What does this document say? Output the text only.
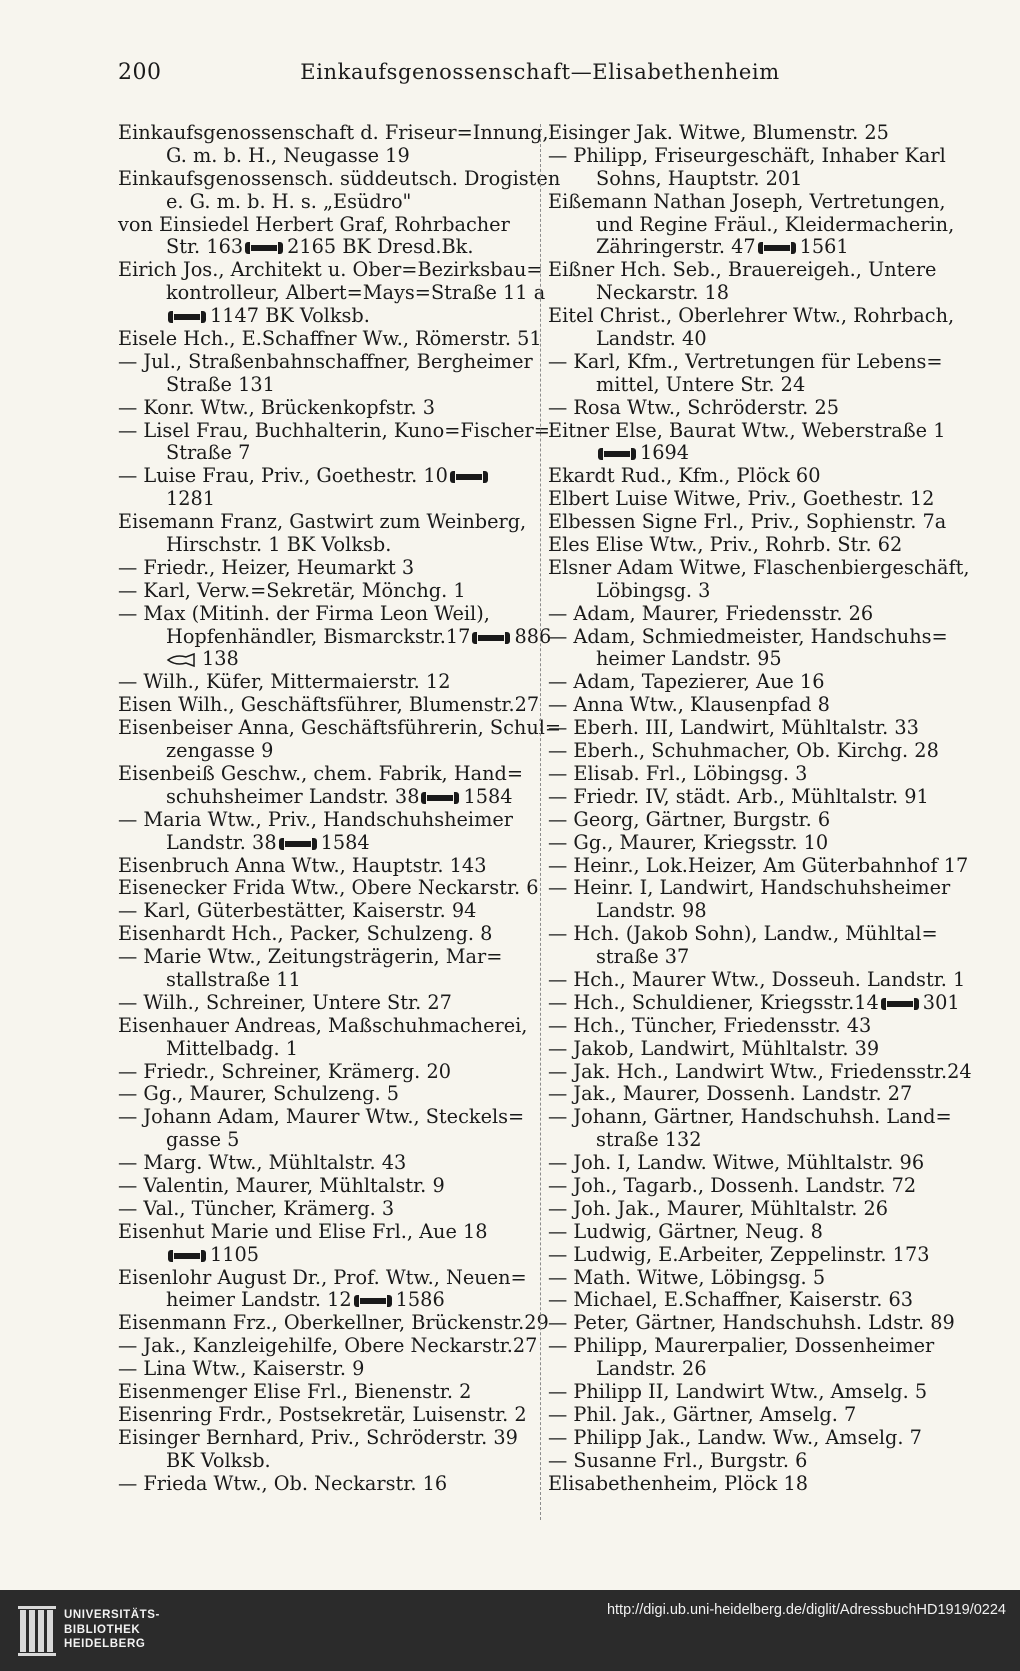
200	Einkaufsgenossenschaft—Elisabethenheim
Einkaufsgenossenschaft d. Friseur=Innung,
G. m. b. H., Neugasse 19
Einkaufsgenossensch. süddeutsch. Drogisten
e. G. m. b. H. s. „Esüdro"
von Einsiedel Herbert Graf, Rohrbacher
Str. 163 2165 BK Dresd.Bk.
Eirich Jos., Architekt u. Ober=Bezirksbau=
kontrolleur, Albert=Mays=Straße 11 a
1147 BK Volksb.
Eisele Hch., E.Schaffner Ww., Römerstr. 51
— Jul., Straßenbahnschaffner, Bergheimer
Straße 131
— Konr. Wtw., Brückenkopfstr. 3
— Lisel Frau, Buchhalterin, Kuno=Fischer=
Straße 7
— Luise Frau, Priv., Goethestr. 10
1281
Eisemann Franz, Gastwirt zum Weinberg,
Hirschstr. 1 BK Volksb.
— Friedr., Heizer, Heumarkt 3
— Karl, Verw.=Sekretär, Mönchg. 1
— Max (Mitinh. der Firma Leon Weil),
Hopfenhändler, Bismarckstr.17 886
138
— Wilh., Küfer, Mittermaierstr. 12
Eisen Wilh., Geschäftsführer, Blumenstr.27
Eisenbeiser Anna, Geschäftsführerin, Schul=
zengasse 9
Eisenbeiß Geschw., chem. Fabrik, Hand=
schuhsheimer Landstr. 38 1584
— Maria Wtw., Priv., Handschuhsheimer
Landstr. 38 1584
Eisenbruch Anna Wtw., Hauptstr. 143
Eisenecker Frida Wtw., Obere Neckarstr. 6
— Karl, Güterbestätter, Kaiserstr. 94
Eisenhardt Hch., Packer, Schulzeng. 8
— Marie Wtw., Zeitungsträgerin, Mar=
stallstraße 11
— Wilh., Schreiner, Untere Str. 27
Eisenhauer Andreas, Maßschuhmacherei,
Mittelbadg. 1
— Friedr., Schreiner, Krämerg. 20
— Gg., Maurer, Schulzeng. 5
— Johann Adam, Maurer Wtw., Steckels=
gasse 5
— Marg. Wtw., Mühltalstr. 43
— Valentin, Maurer, Mühltalstr. 9
— Val., Tüncher, Krämerg. 3
Eisenhut Marie und Elise Frl., Aue 18
1105
Eisenlohr August Dr., Prof. Wtw., Neuen=
heimer Landstr. 12 1586
Eisenmann Frz., Oberkellner, Brückenstr.29
— Jak., Kanzleigehilfe, Obere Neckarstr.27
— Lina Wtw., Kaiserstr. 9
Eisenmenger Elise Frl., Bienenstr. 2
Eisenring Frdr., Postsekretär, Luisenstr. 2
Eisinger Bernhard, Priv., Schröderstr. 39
BK Volksb.
— Frieda Wtw., Ob. Neckarstr. 16
Eisinger Jak. Witwe, Blumenstr. 25
— Philipp, Friseurgeschäft, Inhaber Karl
Sohns, Hauptstr. 201
Eißemann Nathan Joseph, Vertretungen,
und Regine Fräul., Kleidermacherin,
Zähringerstr. 47 1561
Eißner Hch. Seb., Brauereigeh., Untere
Neckarstr. 18
Eitel Christ., Oberlehrer Wtw., Rohrbach,
Landstr. 40
— Karl, Kfm., Vertretungen für Lebens=
mittel, Untere Str. 24
— Rosa Wtw., Schröderstr. 25
Eitner Else, Baurat Wtw., Weberstraße 1
1694
Ekardt Rud., Kfm., Plöck 60
Elbert Luise Witwe, Priv., Goethestr. 12
Elbessen Signe Frl., Priv., Sophienstr. 7a
Eles Elise Wtw., Priv., Rohrb. Str. 62
Elsner Adam Witwe, Flaschenbiergeschäft,
Löbingsg. 3
— Adam, Maurer, Friedensstr. 26
— Adam, Schmiedmeister, Handschuhs=
heimer Landstr. 95
— Adam, Tapezierer, Aue 16
— Anna Wtw., Klausenpfad 8
— Eberh. III, Landwirt, Mühltalstr. 33
— Eberh., Schuhmacher, Ob. Kirchg. 28
— Elisab. Frl., Löbingsg. 3
— Friedr. IV, städt. Arb., Mühltalstr. 91
— Georg, Gärtner, Burgstr. 6
— Gg., Maurer, Kriegsstr. 10
— Heinr., Lok.Heizer, Am Güterbahnhof 17
— Heinr. I, Landwirt, Handschuhsheimer
Landstr. 98
— Hch. (Jakob Sohn), Landw., Mühltal=
straße 37
— Hch., Maurer Wtw., Dosseuh. Landstr. 1
— Hch., Schuldiener, Kriegsstr.14 301
— Hch., Tüncher, Friedensstr. 43
— Jakob, Landwirt, Mühltalstr. 39
— Jak. Hch., Landwirt Wtw., Friedensstr.24
— Jak., Maurer, Dossenh. Landstr. 27
— Johann, Gärtner, Handschuhsh. Land=
straße 132
— Joh. I, Landw. Witwe, Mühltalstr. 96
— Joh., Tagarb., Dossenh. Landstr. 72
— Joh. Jak., Maurer, Mühltalstr. 26
— Ludwig, Gärtner, Neug. 8
— Ludwig, E.Arbeiter, Zeppelinstr. 173
— Math. Witwe, Löbingsg. 5
— Michael, E.Schaffner, Kaiserstr. 63
— Peter, Gärtner, Handschuhsh. Ldstr. 89
— Philipp, Maurerpalier, Dossenheimer
Landstr. 26
— Philipp II, Landwirt Wtw., Amselg. 5
— Phil. Jak., Gärtner, Amselg. 7
— Philipp Jak., Landw. Ww., Amselg. 7
— Susanne Frl., Burgstr. 6
Elisabethenheim, Plöck 18
UNIVERSITÄTS-
BIBLIOTHEK
HEIDELBERG
http://digi.ub.uni-heidelberg.de/diglit/AdressbuchHD1919/0224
________________________
> Task objective:
Where a line in the material contains "Handschuhsheimer", copy that line.

> Response:
— Maria Wtw., Priv., Handschuhsheimer
— Heinr. I, Landwirt, Handschuhsheimer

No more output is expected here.